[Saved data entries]
......

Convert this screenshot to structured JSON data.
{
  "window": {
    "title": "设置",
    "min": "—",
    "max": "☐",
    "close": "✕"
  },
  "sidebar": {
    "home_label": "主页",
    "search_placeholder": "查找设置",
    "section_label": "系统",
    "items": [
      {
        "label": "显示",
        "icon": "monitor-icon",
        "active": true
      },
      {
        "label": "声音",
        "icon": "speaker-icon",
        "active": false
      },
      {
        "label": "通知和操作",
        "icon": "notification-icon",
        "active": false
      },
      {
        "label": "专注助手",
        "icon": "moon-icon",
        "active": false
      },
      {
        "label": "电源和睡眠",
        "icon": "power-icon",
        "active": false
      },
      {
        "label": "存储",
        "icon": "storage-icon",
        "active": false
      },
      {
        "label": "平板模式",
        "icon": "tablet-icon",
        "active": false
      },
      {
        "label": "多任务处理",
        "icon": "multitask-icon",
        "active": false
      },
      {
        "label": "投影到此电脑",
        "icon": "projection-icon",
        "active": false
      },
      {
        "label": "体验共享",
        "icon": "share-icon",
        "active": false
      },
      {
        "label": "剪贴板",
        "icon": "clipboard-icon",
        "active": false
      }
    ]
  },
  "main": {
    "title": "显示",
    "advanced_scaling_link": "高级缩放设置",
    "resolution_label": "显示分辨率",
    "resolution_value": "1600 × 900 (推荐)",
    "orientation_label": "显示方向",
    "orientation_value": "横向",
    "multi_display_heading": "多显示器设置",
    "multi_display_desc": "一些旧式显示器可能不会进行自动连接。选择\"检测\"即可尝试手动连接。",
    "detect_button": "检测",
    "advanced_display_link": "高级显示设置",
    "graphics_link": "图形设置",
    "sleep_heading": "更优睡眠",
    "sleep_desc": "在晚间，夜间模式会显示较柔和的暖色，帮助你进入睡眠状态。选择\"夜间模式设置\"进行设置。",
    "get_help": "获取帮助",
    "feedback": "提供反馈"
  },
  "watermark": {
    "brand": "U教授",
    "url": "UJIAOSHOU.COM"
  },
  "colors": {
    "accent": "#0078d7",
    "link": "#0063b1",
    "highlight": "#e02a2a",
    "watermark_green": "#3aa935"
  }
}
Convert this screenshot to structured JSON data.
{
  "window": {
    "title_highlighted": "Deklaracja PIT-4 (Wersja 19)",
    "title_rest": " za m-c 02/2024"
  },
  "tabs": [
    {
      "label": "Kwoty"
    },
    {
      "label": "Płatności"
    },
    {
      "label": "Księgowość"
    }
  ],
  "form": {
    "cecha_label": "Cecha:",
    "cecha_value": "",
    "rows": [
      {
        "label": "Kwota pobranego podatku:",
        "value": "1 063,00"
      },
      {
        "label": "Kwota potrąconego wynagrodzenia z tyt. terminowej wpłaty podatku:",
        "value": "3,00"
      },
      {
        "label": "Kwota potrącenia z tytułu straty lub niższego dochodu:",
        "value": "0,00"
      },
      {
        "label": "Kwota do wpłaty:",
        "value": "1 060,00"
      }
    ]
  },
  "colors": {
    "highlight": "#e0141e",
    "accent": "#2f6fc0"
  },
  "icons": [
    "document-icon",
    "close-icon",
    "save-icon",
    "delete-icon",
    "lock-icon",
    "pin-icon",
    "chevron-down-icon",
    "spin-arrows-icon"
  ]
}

......

● WHAT NEEDS TO BE DONE
Whenever "Kwota" turns up in a line, pick that line out.

● PROBLEM SOLUTION
        "label": "Kwota pobranego podatku:",
        "label": "Kwota potrąconego wynagrodzenia z tyt. terminowej wpłaty podatku:",
        "label": "Kwota potrącenia z tytułu straty lub niższego dochodu:",
        "label": "Kwota do wpłaty:",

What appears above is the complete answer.